WHAT THE EXERCISE ASKS: Identify each line containing the word "Tarifa" and copy it.
-------- INFORMATION SHOWN
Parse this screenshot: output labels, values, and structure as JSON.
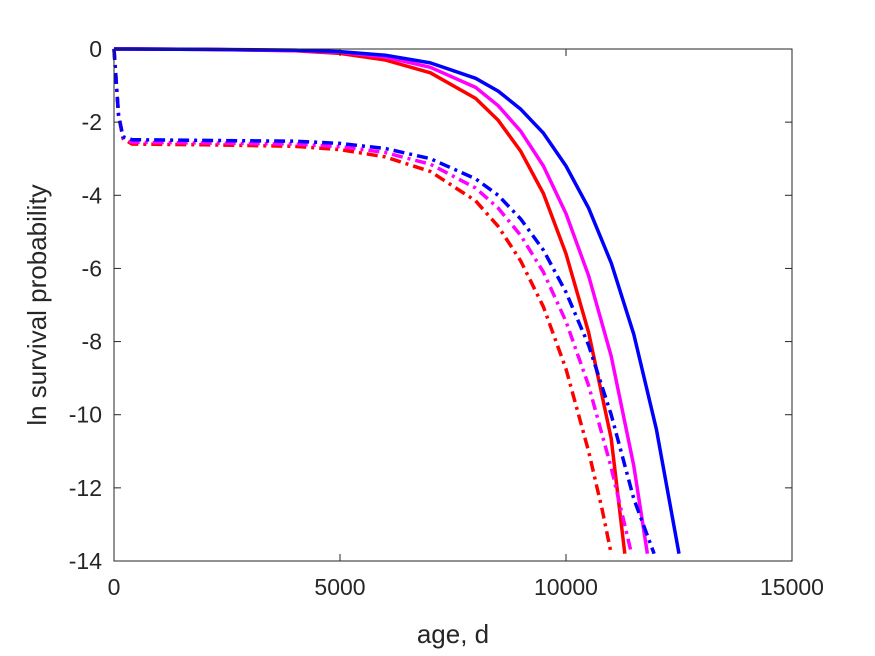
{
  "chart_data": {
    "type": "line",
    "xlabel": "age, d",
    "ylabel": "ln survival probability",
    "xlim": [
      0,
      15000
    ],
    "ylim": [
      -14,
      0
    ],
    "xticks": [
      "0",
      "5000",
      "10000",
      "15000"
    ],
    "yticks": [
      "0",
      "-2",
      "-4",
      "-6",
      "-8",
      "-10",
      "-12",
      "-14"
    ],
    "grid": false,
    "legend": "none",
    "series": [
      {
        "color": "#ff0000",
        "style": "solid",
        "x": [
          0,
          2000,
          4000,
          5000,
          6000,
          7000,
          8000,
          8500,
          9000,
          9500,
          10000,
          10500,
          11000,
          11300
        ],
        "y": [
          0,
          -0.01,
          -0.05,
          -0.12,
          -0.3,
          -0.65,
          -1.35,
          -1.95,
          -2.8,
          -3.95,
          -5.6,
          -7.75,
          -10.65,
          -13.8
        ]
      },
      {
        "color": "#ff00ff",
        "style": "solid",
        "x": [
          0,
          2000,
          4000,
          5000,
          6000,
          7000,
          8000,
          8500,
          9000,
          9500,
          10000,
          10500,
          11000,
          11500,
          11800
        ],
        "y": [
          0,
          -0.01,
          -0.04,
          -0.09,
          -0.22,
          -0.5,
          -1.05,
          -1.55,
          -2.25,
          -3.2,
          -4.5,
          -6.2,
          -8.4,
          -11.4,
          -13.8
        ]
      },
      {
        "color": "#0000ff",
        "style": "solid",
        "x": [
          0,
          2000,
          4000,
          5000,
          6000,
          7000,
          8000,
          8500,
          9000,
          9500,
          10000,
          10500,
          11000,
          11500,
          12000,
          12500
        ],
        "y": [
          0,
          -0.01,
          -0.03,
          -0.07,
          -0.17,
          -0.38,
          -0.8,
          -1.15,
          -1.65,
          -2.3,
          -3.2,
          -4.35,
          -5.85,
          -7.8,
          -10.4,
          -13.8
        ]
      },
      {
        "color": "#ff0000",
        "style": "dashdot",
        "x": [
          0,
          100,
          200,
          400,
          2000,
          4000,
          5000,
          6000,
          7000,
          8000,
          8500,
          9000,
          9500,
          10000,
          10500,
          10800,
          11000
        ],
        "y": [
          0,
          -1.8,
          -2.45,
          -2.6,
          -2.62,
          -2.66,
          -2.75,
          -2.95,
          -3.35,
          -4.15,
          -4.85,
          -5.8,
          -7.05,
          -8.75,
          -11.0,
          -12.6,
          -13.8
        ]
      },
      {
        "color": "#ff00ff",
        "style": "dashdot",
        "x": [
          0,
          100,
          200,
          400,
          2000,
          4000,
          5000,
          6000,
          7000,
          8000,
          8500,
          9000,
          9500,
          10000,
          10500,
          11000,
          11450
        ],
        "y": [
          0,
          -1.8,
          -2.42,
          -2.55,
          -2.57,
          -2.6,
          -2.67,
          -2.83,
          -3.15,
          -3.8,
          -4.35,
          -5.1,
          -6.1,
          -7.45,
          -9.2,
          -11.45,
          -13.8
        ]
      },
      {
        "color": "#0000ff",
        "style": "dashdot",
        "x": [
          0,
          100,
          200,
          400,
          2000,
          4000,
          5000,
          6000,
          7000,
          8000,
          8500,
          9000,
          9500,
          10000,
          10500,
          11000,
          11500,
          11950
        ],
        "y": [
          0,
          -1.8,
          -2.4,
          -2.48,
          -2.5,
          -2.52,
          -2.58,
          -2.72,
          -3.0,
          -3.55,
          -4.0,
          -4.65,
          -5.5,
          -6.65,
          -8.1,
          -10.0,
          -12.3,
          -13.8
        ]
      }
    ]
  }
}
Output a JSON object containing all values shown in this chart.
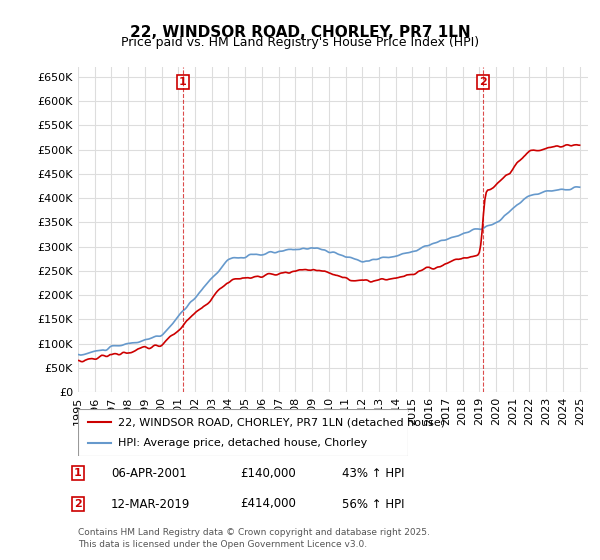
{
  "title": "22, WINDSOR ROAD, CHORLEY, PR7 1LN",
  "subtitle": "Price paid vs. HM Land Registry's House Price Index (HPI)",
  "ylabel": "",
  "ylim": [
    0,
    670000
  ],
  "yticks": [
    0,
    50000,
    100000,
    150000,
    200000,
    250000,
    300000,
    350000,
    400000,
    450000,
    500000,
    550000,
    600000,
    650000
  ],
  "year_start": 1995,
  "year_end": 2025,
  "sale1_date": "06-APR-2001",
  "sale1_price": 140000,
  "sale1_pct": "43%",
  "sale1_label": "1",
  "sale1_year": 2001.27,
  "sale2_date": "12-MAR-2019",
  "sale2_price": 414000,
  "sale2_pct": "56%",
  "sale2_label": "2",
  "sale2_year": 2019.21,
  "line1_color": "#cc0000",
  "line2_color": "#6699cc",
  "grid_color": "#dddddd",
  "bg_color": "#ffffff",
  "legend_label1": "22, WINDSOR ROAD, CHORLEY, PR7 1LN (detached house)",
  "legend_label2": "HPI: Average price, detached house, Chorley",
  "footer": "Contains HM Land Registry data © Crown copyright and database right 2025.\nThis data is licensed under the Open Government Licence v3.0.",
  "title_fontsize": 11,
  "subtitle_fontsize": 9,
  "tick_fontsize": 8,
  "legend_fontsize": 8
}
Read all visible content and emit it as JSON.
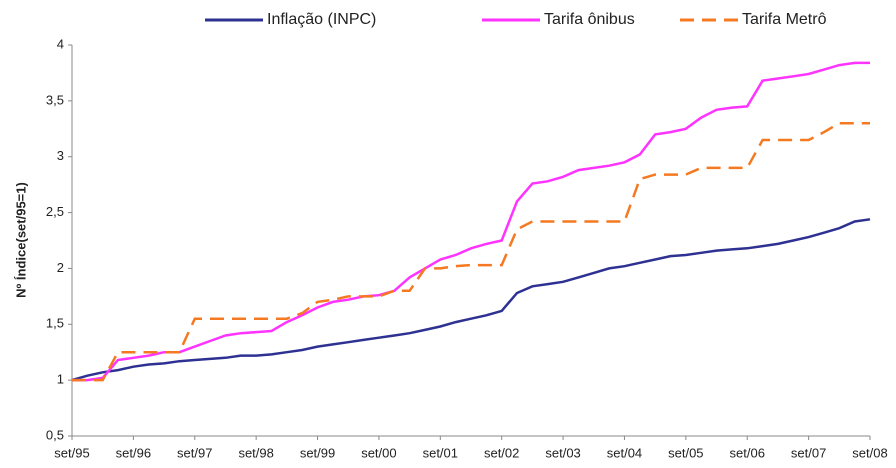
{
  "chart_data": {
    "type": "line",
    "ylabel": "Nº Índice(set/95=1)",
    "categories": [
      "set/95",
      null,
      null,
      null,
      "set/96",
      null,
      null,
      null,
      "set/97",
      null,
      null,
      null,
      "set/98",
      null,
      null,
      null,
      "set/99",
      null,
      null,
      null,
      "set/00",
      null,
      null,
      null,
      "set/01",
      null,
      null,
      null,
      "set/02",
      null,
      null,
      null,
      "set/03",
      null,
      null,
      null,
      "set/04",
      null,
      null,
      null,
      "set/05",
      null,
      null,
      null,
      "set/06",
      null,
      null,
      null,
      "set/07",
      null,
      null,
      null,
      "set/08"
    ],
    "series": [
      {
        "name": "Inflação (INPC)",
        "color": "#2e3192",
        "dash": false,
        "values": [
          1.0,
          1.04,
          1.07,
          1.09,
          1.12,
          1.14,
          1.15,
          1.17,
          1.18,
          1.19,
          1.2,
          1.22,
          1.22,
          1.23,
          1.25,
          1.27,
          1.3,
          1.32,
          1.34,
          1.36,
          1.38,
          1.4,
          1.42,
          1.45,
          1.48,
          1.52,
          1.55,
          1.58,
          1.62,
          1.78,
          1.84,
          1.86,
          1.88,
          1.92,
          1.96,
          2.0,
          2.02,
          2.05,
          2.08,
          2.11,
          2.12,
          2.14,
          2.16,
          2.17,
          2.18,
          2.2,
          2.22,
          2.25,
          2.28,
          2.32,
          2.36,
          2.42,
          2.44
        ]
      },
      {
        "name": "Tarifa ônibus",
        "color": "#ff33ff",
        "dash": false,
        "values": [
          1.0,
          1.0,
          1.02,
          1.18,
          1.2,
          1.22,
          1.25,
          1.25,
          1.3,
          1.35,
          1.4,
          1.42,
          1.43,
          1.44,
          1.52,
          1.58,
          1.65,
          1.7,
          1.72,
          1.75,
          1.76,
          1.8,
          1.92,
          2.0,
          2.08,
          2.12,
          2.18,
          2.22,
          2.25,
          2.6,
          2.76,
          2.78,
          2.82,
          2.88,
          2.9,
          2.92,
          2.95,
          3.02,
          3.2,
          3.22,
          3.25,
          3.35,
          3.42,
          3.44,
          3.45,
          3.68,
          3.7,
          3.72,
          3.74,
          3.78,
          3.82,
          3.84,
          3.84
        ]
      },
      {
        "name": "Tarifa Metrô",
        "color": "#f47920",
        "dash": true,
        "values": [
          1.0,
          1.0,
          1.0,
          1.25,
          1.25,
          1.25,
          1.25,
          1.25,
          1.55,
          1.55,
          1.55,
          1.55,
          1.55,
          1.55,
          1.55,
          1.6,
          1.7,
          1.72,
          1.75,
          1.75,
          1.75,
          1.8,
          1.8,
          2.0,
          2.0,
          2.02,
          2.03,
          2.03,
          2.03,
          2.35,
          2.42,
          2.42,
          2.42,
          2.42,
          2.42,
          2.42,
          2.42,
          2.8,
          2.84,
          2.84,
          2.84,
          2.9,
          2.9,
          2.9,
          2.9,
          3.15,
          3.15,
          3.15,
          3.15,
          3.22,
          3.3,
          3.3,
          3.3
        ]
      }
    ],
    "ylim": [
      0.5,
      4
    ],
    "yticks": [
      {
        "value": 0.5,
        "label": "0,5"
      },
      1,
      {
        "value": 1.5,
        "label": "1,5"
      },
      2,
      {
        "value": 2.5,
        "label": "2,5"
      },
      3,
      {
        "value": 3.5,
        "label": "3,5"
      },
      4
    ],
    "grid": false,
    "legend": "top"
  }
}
----------------
EXERCISE RESULT:
        "name": "Tarifa ônibus",
        "name": "Tarifa Metrô",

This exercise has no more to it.